# INPUT
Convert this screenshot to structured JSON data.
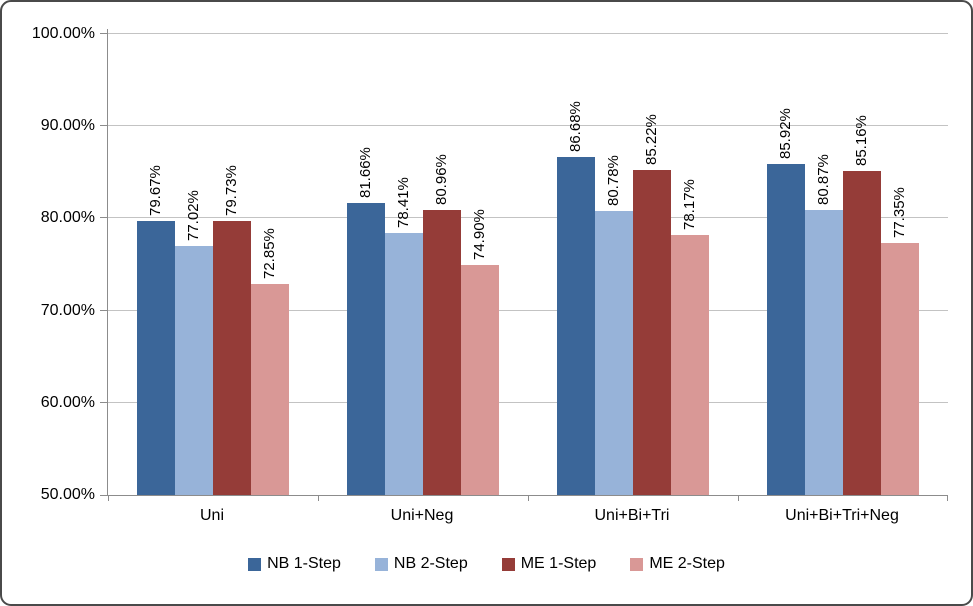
{
  "chart_data": {
    "type": "bar",
    "title": "",
    "xlabel": "",
    "ylabel": "",
    "categories": [
      "Uni",
      "Uni+Neg",
      "Uni+Bi+Tri",
      "Uni+Bi+Tri+Neg"
    ],
    "series": [
      {
        "name": "NB 1-Step",
        "color": "#3B6699",
        "values": [
          79.67,
          81.66,
          86.68,
          85.92
        ],
        "labels": [
          "79.67%",
          "81.66%",
          "86.68%",
          "85.92%"
        ]
      },
      {
        "name": "NB 2-Step",
        "color": "#97B3D9",
        "values": [
          77.02,
          78.41,
          80.78,
          80.87
        ],
        "labels": [
          "77.02%",
          "78.41%",
          "80.78%",
          "80.87%"
        ]
      },
      {
        "name": "ME 1-Step",
        "color": "#953C38",
        "values": [
          79.73,
          80.96,
          85.22,
          85.16
        ],
        "labels": [
          "79.73%",
          "80.96%",
          "85.22%",
          "85.16%"
        ]
      },
      {
        "name": "ME 2-Step",
        "color": "#D99896",
        "values": [
          72.85,
          74.9,
          78.17,
          77.35
        ],
        "labels": [
          "72.85%",
          "74.90%",
          "78.17%",
          "77.35%"
        ]
      }
    ],
    "y_axis": {
      "min": 50,
      "max": 100,
      "step": 10,
      "tick_labels": [
        "50.00%",
        "60.00%",
        "70.00%",
        "80.00%",
        "90.00%",
        "100.00%"
      ]
    },
    "data_label_rotation_deg": -90,
    "legend_position": "bottom",
    "grid": true,
    "colors": {
      "gridline": "#c3c3c3",
      "axis": "#8c8c8c",
      "frame_border": "#4a4a4a",
      "background": "#ffffff"
    }
  }
}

# WRITTEN TASK
Your task is to set down the records shown above exactly, minus any pictures.

# PROBLEM SOLUTION
Convert this screenshot to structured JSON data.
{
  "chart_data": {
    "type": "bar",
    "title": "",
    "xlabel": "",
    "ylabel": "",
    "categories": [
      "Uni",
      "Uni+Neg",
      "Uni+Bi+Tri",
      "Uni+Bi+Tri+Neg"
    ],
    "series": [
      {
        "name": "NB 1-Step",
        "color": "#3B6699",
        "values": [
          79.67,
          81.66,
          86.68,
          85.92
        ],
        "labels": [
          "79.67%",
          "81.66%",
          "86.68%",
          "85.92%"
        ]
      },
      {
        "name": "NB 2-Step",
        "color": "#97B3D9",
        "values": [
          77.02,
          78.41,
          80.78,
          80.87
        ],
        "labels": [
          "77.02%",
          "78.41%",
          "80.78%",
          "80.87%"
        ]
      },
      {
        "name": "ME 1-Step",
        "color": "#953C38",
        "values": [
          79.73,
          80.96,
          85.22,
          85.16
        ],
        "labels": [
          "79.73%",
          "80.96%",
          "85.22%",
          "85.16%"
        ]
      },
      {
        "name": "ME 2-Step",
        "color": "#D99896",
        "values": [
          72.85,
          74.9,
          78.17,
          77.35
        ],
        "labels": [
          "72.85%",
          "74.90%",
          "78.17%",
          "77.35%"
        ]
      }
    ],
    "y_axis": {
      "min": 50,
      "max": 100,
      "step": 10,
      "tick_labels": [
        "50.00%",
        "60.00%",
        "70.00%",
        "80.00%",
        "90.00%",
        "100.00%"
      ]
    },
    "data_label_rotation_deg": -90,
    "legend_position": "bottom",
    "grid": true,
    "colors": {
      "gridline": "#c3c3c3",
      "axis": "#8c8c8c",
      "frame_border": "#4a4a4a",
      "background": "#ffffff"
    }
  }
}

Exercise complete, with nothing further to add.